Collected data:
-- BEGIN --

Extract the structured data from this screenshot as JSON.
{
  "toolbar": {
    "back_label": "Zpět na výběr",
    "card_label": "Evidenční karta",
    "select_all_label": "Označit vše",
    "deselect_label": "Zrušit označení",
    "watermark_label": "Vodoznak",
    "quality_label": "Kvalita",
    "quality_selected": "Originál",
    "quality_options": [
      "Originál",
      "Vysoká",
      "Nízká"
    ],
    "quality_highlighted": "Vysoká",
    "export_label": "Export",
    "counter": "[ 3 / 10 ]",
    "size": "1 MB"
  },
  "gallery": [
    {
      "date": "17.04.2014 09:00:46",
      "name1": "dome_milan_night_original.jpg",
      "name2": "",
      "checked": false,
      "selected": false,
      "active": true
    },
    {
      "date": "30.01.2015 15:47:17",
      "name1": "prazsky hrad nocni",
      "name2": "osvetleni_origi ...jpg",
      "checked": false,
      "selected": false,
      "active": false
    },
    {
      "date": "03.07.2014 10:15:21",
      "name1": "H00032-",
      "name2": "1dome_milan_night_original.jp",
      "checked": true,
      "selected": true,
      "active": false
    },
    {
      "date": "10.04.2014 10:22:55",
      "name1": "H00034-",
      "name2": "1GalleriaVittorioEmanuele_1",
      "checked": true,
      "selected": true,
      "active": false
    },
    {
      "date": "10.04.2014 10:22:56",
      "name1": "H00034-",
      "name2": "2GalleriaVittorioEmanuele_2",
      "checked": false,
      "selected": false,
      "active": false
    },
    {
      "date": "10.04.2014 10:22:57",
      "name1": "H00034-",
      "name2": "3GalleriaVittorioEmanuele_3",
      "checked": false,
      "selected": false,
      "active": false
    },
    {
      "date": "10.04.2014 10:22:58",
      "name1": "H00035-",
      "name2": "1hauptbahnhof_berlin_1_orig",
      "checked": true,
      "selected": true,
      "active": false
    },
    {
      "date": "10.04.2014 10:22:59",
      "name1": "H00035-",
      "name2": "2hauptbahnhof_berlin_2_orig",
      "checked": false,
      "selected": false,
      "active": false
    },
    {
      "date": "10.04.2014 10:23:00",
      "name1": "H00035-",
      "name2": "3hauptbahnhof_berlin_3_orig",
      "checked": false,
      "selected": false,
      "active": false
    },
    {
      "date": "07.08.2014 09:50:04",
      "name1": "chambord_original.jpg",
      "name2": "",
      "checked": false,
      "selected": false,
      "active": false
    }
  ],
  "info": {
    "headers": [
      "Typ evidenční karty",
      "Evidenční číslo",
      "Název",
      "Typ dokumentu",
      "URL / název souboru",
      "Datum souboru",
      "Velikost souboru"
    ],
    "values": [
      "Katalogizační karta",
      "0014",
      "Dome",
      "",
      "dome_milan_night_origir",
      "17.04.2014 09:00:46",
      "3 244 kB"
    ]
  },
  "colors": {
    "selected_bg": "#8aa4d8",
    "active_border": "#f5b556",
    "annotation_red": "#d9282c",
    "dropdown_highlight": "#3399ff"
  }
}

-- END --

The data above must be returned in full, exactly as written.

* PROBLEM SOLUTION
Extract the structured data from this screenshot as JSON.
{
  "toolbar": {
    "back_label": "Zpět na výběr",
    "card_label": "Evidenční karta",
    "select_all_label": "Označit vše",
    "deselect_label": "Zrušit označení",
    "watermark_label": "Vodoznak",
    "quality_label": "Kvalita",
    "quality_selected": "Originál",
    "quality_options": [
      "Originál",
      "Vysoká",
      "Nízká"
    ],
    "quality_highlighted": "Vysoká",
    "export_label": "Export",
    "counter": "[ 3 / 10 ]",
    "size": "1 MB"
  },
  "gallery": [
    {
      "date": "17.04.2014 09:00:46",
      "name1": "dome_milan_night_original.jpg",
      "name2": "",
      "checked": false,
      "selected": false,
      "active": true
    },
    {
      "date": "30.01.2015 15:47:17",
      "name1": "prazsky hrad nocni",
      "name2": "osvetleni_origi ...jpg",
      "checked": false,
      "selected": false,
      "active": false
    },
    {
      "date": "03.07.2014 10:15:21",
      "name1": "H00032-",
      "name2": "1dome_milan_night_original.jp",
      "checked": true,
      "selected": true,
      "active": false
    },
    {
      "date": "10.04.2014 10:22:55",
      "name1": "H00034-",
      "name2": "1GalleriaVittorioEmanuele_1",
      "checked": true,
      "selected": true,
      "active": false
    },
    {
      "date": "10.04.2014 10:22:56",
      "name1": "H00034-",
      "name2": "2GalleriaVittorioEmanuele_2",
      "checked": false,
      "selected": false,
      "active": false
    },
    {
      "date": "10.04.2014 10:22:57",
      "name1": "H00034-",
      "name2": "3GalleriaVittorioEmanuele_3",
      "checked": false,
      "selected": false,
      "active": false
    },
    {
      "date": "10.04.2014 10:22:58",
      "name1": "H00035-",
      "name2": "1hauptbahnhof_berlin_1_orig",
      "checked": true,
      "selected": true,
      "active": false
    },
    {
      "date": "10.04.2014 10:22:59",
      "name1": "H00035-",
      "name2": "2hauptbahnhof_berlin_2_orig",
      "checked": false,
      "selected": false,
      "active": false
    },
    {
      "date": "10.04.2014 10:23:00",
      "name1": "H00035-",
      "name2": "3hauptbahnhof_berlin_3_orig",
      "checked": false,
      "selected": false,
      "active": false
    },
    {
      "date": "07.08.2014 09:50:04",
      "name1": "chambord_original.jpg",
      "name2": "",
      "checked": false,
      "selected": false,
      "active": false
    }
  ],
  "info": {
    "headers": [
      "Typ evidenční karty",
      "Evidenční číslo",
      "Název",
      "Typ dokumentu",
      "URL / název souboru",
      "Datum souboru",
      "Velikost souboru"
    ],
    "values": [
      "Katalogizační karta",
      "0014",
      "Dome",
      "",
      "dome_milan_night_origir",
      "17.04.2014 09:00:46",
      "3 244 kB"
    ]
  },
  "colors": {
    "selected_bg": "#8aa4d8",
    "active_border": "#f5b556",
    "annotation_red": "#d9282c",
    "dropdown_highlight": "#3399ff"
  }
}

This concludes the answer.